──────── Provided material ────────
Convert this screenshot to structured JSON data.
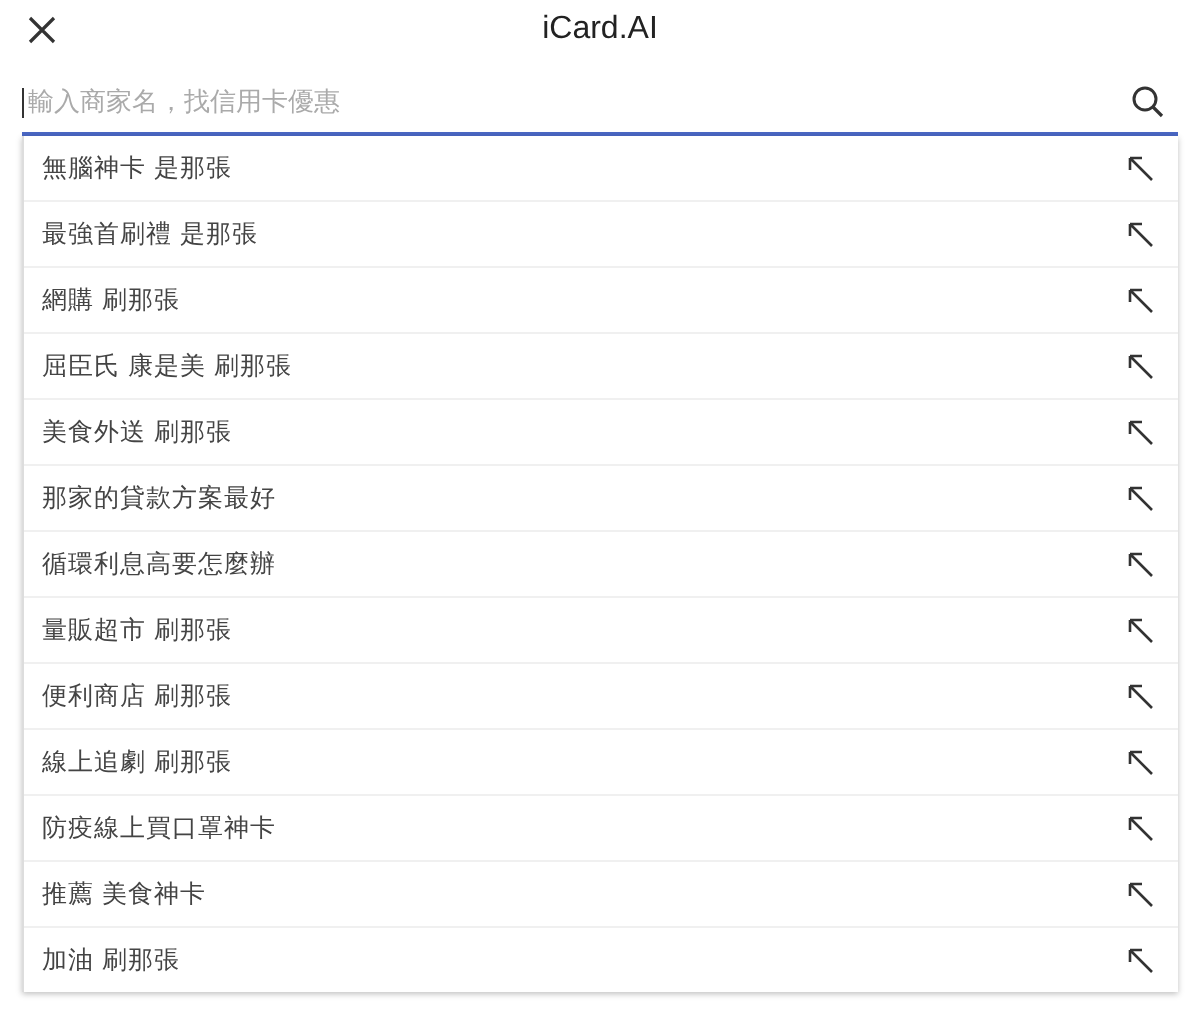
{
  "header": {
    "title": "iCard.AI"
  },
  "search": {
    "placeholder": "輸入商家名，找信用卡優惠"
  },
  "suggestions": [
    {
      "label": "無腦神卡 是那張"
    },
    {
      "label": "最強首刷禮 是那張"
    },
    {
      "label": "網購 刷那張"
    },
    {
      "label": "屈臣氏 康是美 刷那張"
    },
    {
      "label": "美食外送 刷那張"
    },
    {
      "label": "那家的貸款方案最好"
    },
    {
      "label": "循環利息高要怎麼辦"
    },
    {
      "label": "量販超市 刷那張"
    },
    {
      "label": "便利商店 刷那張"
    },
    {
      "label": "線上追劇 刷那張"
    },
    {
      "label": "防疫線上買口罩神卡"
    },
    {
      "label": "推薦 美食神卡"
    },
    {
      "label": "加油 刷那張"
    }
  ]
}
────────
**Task requirements:** Using the material above, retype each entry exactly and omit the pictures.

**Solved exercise:**
Convert this screenshot to structured JSON data.
{
  "header": {
    "title": "iCard.AI"
  },
  "search": {
    "placeholder": "輸入商家名，找信用卡優惠"
  },
  "suggestions": [
    {
      "label": "無腦神卡 是那張"
    },
    {
      "label": "最強首刷禮 是那張"
    },
    {
      "label": "網購 刷那張"
    },
    {
      "label": "屈臣氏 康是美 刷那張"
    },
    {
      "label": "美食外送 刷那張"
    },
    {
      "label": "那家的貸款方案最好"
    },
    {
      "label": "循環利息高要怎麼辦"
    },
    {
      "label": "量販超市 刷那張"
    },
    {
      "label": "便利商店 刷那張"
    },
    {
      "label": "線上追劇 刷那張"
    },
    {
      "label": "防疫線上買口罩神卡"
    },
    {
      "label": "推薦 美食神卡"
    },
    {
      "label": "加油 刷那張"
    }
  ]
}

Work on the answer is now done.